__Data listing__.
--

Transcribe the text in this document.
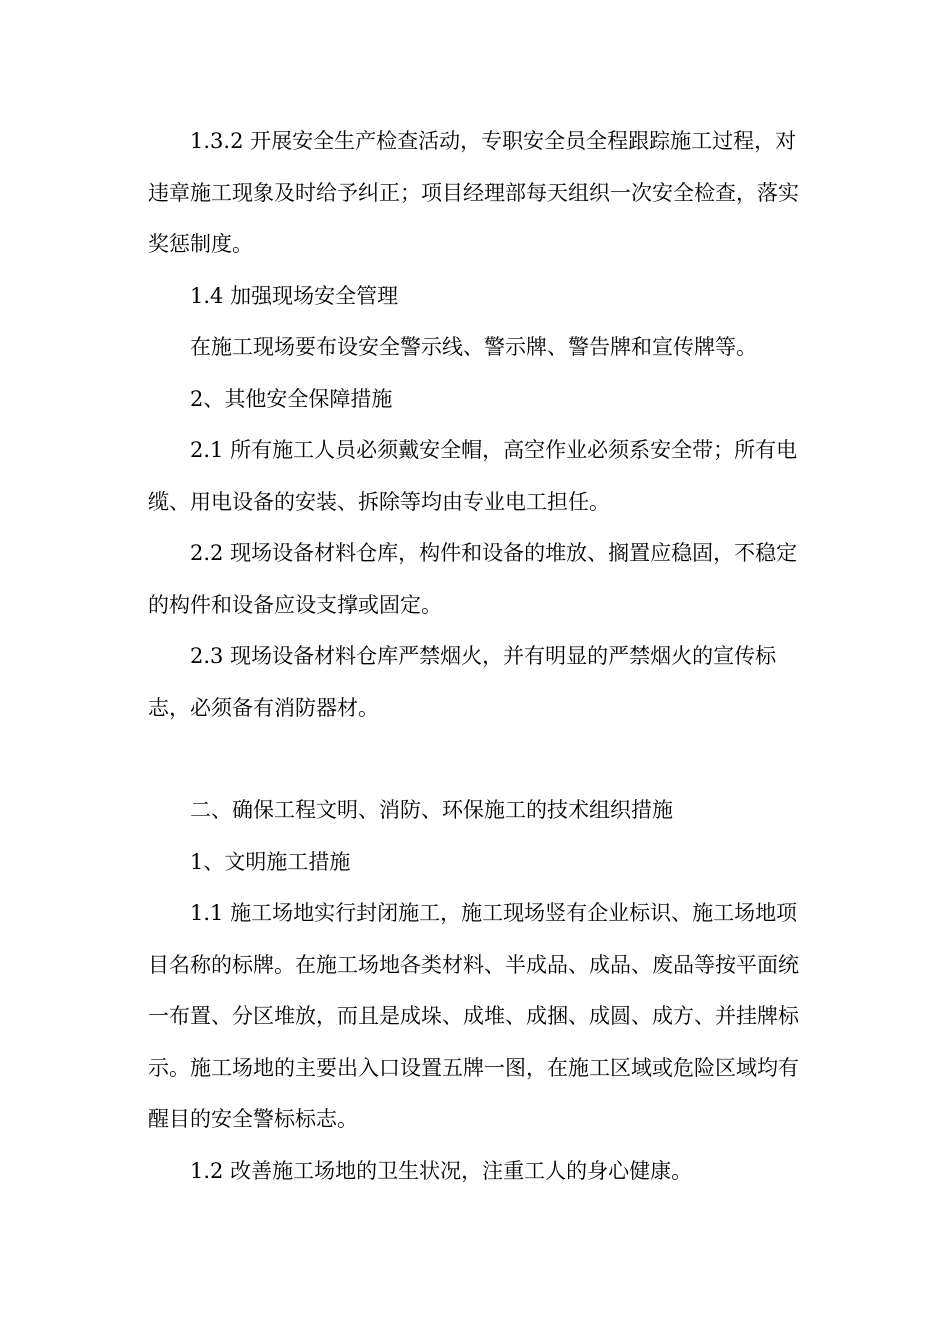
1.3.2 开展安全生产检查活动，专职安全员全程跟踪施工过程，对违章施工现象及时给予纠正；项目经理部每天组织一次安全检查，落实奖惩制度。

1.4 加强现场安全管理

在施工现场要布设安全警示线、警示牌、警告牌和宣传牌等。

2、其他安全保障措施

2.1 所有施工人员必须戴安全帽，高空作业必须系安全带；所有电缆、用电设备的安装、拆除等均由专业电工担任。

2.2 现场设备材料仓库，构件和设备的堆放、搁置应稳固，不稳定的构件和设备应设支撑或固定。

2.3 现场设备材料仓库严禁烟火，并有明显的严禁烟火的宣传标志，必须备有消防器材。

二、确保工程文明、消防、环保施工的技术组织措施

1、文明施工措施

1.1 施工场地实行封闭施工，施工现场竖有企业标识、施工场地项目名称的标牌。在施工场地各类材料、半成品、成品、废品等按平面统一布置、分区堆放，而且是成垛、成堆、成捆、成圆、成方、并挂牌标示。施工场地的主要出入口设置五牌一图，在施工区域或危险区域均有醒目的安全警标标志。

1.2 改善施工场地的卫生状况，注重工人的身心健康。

--

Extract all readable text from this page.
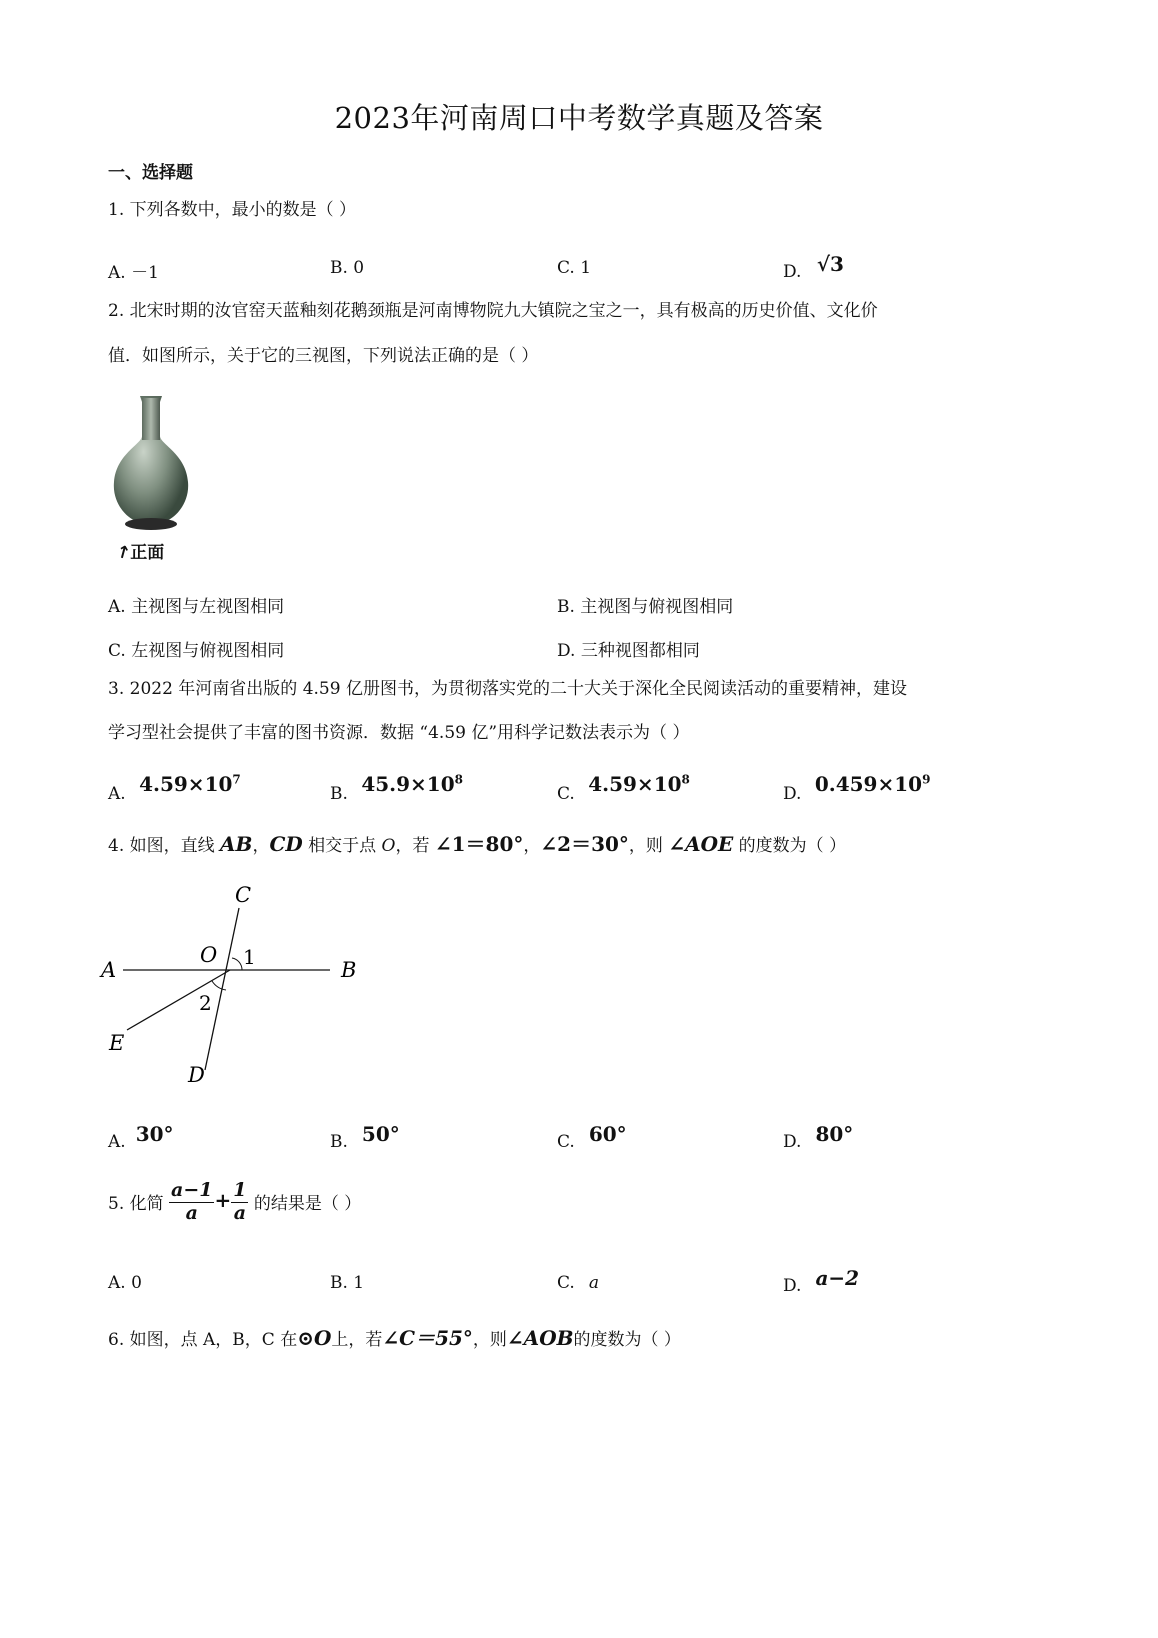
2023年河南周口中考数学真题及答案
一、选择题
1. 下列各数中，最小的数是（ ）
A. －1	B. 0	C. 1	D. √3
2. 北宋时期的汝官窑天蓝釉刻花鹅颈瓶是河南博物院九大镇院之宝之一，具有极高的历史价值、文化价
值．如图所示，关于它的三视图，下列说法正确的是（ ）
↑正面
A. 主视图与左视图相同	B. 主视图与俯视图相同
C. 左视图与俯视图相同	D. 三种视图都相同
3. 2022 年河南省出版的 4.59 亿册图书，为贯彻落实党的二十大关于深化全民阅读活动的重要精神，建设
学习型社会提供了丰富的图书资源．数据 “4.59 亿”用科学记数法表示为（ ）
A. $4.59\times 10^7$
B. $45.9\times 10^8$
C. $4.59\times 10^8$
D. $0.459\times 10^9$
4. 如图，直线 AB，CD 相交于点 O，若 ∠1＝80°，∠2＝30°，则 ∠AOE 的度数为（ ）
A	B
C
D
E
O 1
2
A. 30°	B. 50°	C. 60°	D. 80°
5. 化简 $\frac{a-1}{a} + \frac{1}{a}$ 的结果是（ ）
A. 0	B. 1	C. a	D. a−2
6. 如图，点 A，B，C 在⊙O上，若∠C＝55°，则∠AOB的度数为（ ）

--

__Work required__.
Filter the entries and copy out every line with the word "this".

__Task output__.
Transcribe the text in this document.
Extract all readable text from this page.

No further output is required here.